#### [What the exercise asks]
How many of these lines hold the string "Maret"? Answer with the number only.

#### [Given data]

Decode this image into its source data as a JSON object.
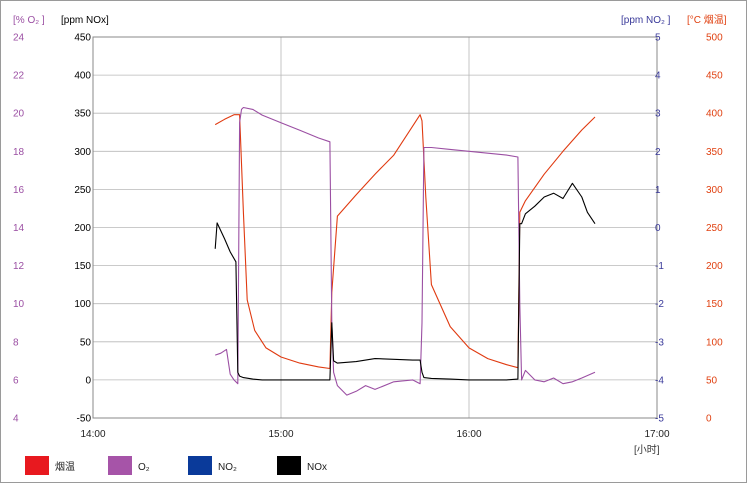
{
  "chart_data": {
    "type": "line",
    "axes_headers": {
      "o2_unit": "[% O₂ ]",
      "nox_unit": "[ppm NOx]",
      "no2_unit": "[ppm NO₂ ]",
      "temp_unit": "[°C 烟温]"
    },
    "x_axis": {
      "label": "[小时]",
      "range_hours": [
        14.0,
        17.0
      ],
      "ticks": [
        {
          "value": 14.0,
          "label": "14:00"
        },
        {
          "value": 15.0,
          "label": "15:00"
        },
        {
          "value": 16.0,
          "label": "16:00"
        },
        {
          "value": 17.0,
          "label": "17:00"
        }
      ]
    },
    "y_axes": {
      "nox": {
        "range": [
          -50,
          450
        ],
        "ticks": [
          "-50",
          "0",
          "50",
          "100",
          "150",
          "200",
          "250",
          "300",
          "350",
          "400",
          "450"
        ],
        "color": "#000000"
      },
      "o2": {
        "range": [
          4,
          24
        ],
        "ticks": [
          "4",
          "6",
          "8",
          "10",
          "12",
          "14",
          "16",
          "18",
          "20",
          "22",
          "24"
        ],
        "color": "#9b4fa3"
      },
      "no2": {
        "range": [
          -5,
          5
        ],
        "ticks": [
          "-5",
          "-4",
          "-3",
          "-2",
          "-1",
          "0",
          "1",
          "2",
          "3",
          "4",
          "5"
        ],
        "color": "#3a3a9a"
      },
      "temp": {
        "range": [
          0,
          500
        ],
        "ticks": [
          "0",
          "50",
          "100",
          "150",
          "200",
          "250",
          "300",
          "350",
          "400",
          "450",
          "500"
        ],
        "color": "#e04010"
      }
    },
    "grid": true,
    "legend_position": "bottom",
    "legend": [
      {
        "name": "烟温",
        "color": "#e8191f"
      },
      {
        "name": "O₂",
        "color": "#a654a8"
      },
      {
        "name": "NO₂",
        "color": "#0a3a9a"
      },
      {
        "name": "NOx",
        "color": "#000000"
      }
    ],
    "series": [
      {
        "name": "烟温",
        "axis": "temp",
        "color": "#e03a10",
        "x": [
          14.65,
          14.7,
          14.75,
          14.78,
          14.8,
          14.82,
          14.86,
          14.92,
          15.0,
          15.1,
          15.2,
          15.26,
          15.27,
          15.3,
          15.4,
          15.5,
          15.6,
          15.74,
          15.75,
          15.77,
          15.8,
          15.9,
          16.0,
          16.1,
          16.2,
          16.26,
          16.27,
          16.3,
          16.4,
          16.5,
          16.6,
          16.67
        ],
        "y": [
          385,
          392,
          398,
          398,
          270,
          155,
          115,
          92,
          80,
          72,
          67,
          65,
          165,
          265,
          293,
          320,
          345,
          398,
          390,
          290,
          175,
          120,
          92,
          78,
          70,
          66,
          270,
          285,
          320,
          350,
          378,
          395
        ]
      },
      {
        "name": "O₂",
        "axis": "o2",
        "color": "#9b4fa3",
        "x": [
          14.65,
          14.68,
          14.71,
          14.73,
          14.75,
          14.77,
          14.78,
          14.79,
          14.8,
          14.85,
          14.9,
          15.0,
          15.1,
          15.2,
          15.26,
          15.27,
          15.28,
          15.3,
          15.35,
          15.4,
          15.45,
          15.5,
          15.6,
          15.7,
          15.74,
          15.75,
          15.76,
          15.8,
          15.9,
          16.0,
          16.1,
          16.2,
          16.26,
          16.27,
          16.28,
          16.3,
          16.35,
          16.4,
          16.45,
          16.5,
          16.55,
          16.6,
          16.67
        ],
        "y": [
          7.3,
          7.4,
          7.6,
          6.3,
          6.0,
          5.8,
          19.5,
          20.2,
          20.3,
          20.2,
          19.9,
          19.5,
          19.1,
          18.7,
          18.5,
          9.0,
          6.4,
          5.7,
          5.2,
          5.4,
          5.7,
          5.5,
          5.9,
          6.0,
          5.8,
          9.0,
          18.2,
          18.2,
          18.1,
          18.0,
          17.9,
          17.8,
          17.7,
          10.0,
          6.0,
          6.5,
          6.0,
          5.9,
          6.1,
          5.8,
          5.9,
          6.1,
          6.4
        ]
      },
      {
        "name": "NOx",
        "axis": "nox",
        "color": "#000000",
        "x": [
          14.65,
          14.66,
          14.7,
          14.73,
          14.76,
          14.77,
          14.78,
          14.8,
          14.85,
          14.9,
          15.0,
          15.1,
          15.2,
          15.26,
          15.27,
          15.28,
          15.3,
          15.4,
          15.5,
          15.6,
          15.7,
          15.74,
          15.75,
          15.76,
          15.8,
          15.9,
          16.0,
          16.1,
          16.2,
          16.26,
          16.27,
          16.28,
          16.3,
          16.35,
          16.4,
          16.45,
          16.5,
          16.55,
          16.6,
          16.63,
          16.67
        ],
        "y": [
          172,
          206,
          185,
          168,
          155,
          10,
          5,
          3,
          1,
          0,
          0,
          0,
          0,
          0,
          75,
          25,
          22,
          24,
          28,
          27,
          26,
          26,
          10,
          3,
          2,
          1,
          0,
          0,
          0,
          1,
          205,
          205,
          218,
          228,
          240,
          245,
          238,
          258,
          240,
          220,
          205
        ]
      }
    ]
  }
}
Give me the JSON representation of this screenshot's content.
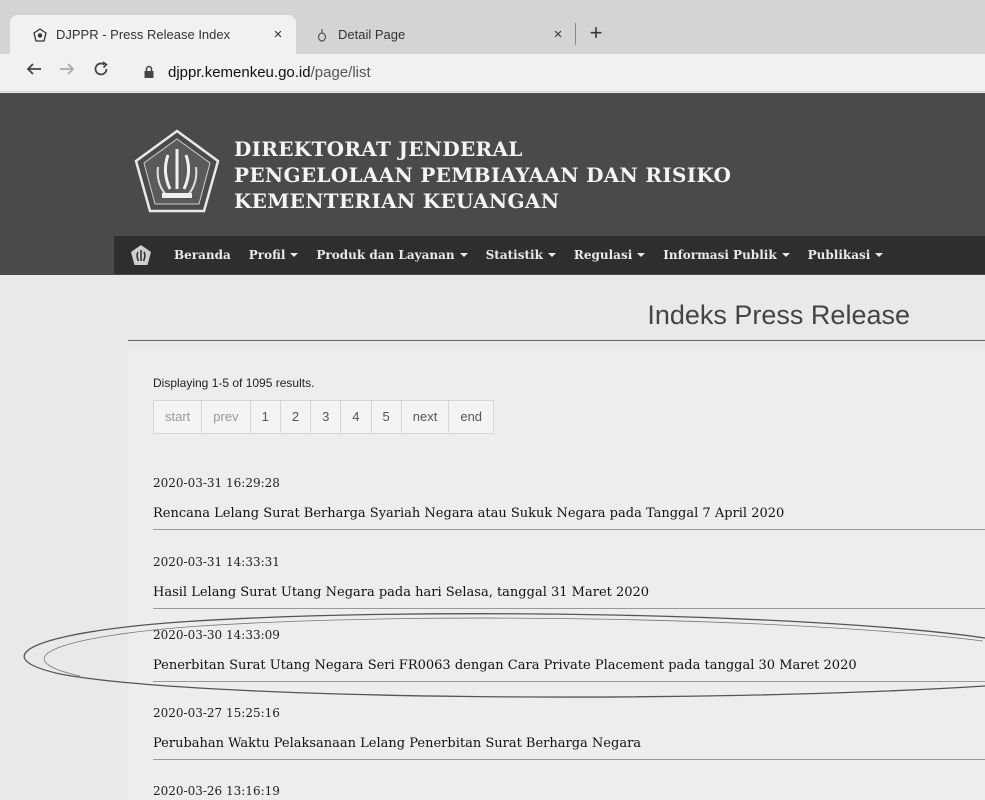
{
  "browser": {
    "tabs": [
      {
        "title": "DJPPR - Press Release Index",
        "active": true
      },
      {
        "title": "Detail Page",
        "active": false
      }
    ],
    "close_glyph": "×",
    "new_tab_glyph": "+",
    "url_domain": "djppr.kemenkeu.go.id",
    "url_path": "/page/list",
    "icons": [
      "back-arrow-icon",
      "forward-arrow-icon",
      "reload-icon",
      "lock-icon",
      "tab-close-icon",
      "new-tab-icon"
    ]
  },
  "header": {
    "org_line_1": "DIREKTORAT JENDERAL",
    "org_line_2": "PENGELOLAAN PEMBIAYAAN DAN RISIKO",
    "org_line_3": "KEMENTERIAN KEUANGAN"
  },
  "menu": {
    "items": [
      {
        "label": "Beranda",
        "dropdown": false
      },
      {
        "label": "Profil",
        "dropdown": true
      },
      {
        "label": "Produk dan Layanan",
        "dropdown": true
      },
      {
        "label": "Statistik",
        "dropdown": true
      },
      {
        "label": "Regulasi",
        "dropdown": true
      },
      {
        "label": "Informasi Publik",
        "dropdown": true
      },
      {
        "label": "Publikasi",
        "dropdown": true
      }
    ]
  },
  "page": {
    "title": "Indeks Press Release",
    "summary": "Displaying 1-5 of 1095 results.",
    "pager": [
      "start",
      "prev",
      "1",
      "2",
      "3",
      "4",
      "5",
      "next",
      "end"
    ]
  },
  "entries": [
    {
      "date": "2020-03-31 16:29:28",
      "title": "Rencana Lelang Surat Berharga Syariah Negara atau Sukuk Negara pada Tanggal 7 April 2020"
    },
    {
      "date": "2020-03-31 14:33:31",
      "title": "Hasil Lelang Surat Utang Negara pada hari Selasa, tanggal 31 Maret 2020"
    },
    {
      "date": "2020-03-30 14:33:09",
      "title": "Penerbitan Surat Utang Negara Seri FR0063 dengan Cara Private Placement pada tanggal 30 Maret 2020"
    },
    {
      "date": "2020-03-27 15:25:16",
      "title": "Perubahan Waktu Pelaksanaan Lelang Penerbitan Surat Berharga Negara"
    },
    {
      "date": "2020-03-26 13:16:19",
      "title": ""
    }
  ],
  "colors": {
    "header_bg": "#4a4a4a",
    "menu_bg": "#2e2e2e",
    "page_bg": "#ededed"
  }
}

#### [Exercise response]
2